**Work to do:** Which lines of the records contain "регламента"? Collect every one of them.
═════ Supplied information
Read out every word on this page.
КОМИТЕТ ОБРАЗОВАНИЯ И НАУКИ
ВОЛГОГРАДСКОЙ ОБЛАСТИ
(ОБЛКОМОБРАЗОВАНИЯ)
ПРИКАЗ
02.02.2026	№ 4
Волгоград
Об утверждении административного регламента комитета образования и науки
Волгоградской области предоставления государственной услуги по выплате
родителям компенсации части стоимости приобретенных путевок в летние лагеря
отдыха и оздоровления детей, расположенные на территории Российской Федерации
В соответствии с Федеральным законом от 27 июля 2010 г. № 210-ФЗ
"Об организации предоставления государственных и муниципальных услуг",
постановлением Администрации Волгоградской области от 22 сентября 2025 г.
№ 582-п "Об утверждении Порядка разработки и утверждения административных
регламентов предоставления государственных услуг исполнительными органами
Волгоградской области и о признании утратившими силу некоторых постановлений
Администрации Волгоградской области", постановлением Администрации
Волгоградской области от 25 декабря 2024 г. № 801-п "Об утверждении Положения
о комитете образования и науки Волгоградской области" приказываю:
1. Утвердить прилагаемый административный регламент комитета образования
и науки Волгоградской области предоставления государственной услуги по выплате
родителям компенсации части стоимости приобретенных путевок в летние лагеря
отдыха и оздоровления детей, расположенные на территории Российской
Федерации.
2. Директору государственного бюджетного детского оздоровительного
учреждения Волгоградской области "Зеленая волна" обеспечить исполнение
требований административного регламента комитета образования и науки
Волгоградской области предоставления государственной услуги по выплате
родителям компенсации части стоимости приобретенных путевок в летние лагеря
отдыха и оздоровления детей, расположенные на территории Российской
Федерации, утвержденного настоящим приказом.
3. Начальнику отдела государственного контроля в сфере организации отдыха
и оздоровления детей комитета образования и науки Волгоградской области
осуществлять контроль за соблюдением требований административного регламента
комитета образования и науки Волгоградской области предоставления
══════════
**Reply:**
Об утверждении административного регламента комитета образования и науки
требований административного регламента комитета образования и науки
осуществлять контроль за соблюдением требований административного регламента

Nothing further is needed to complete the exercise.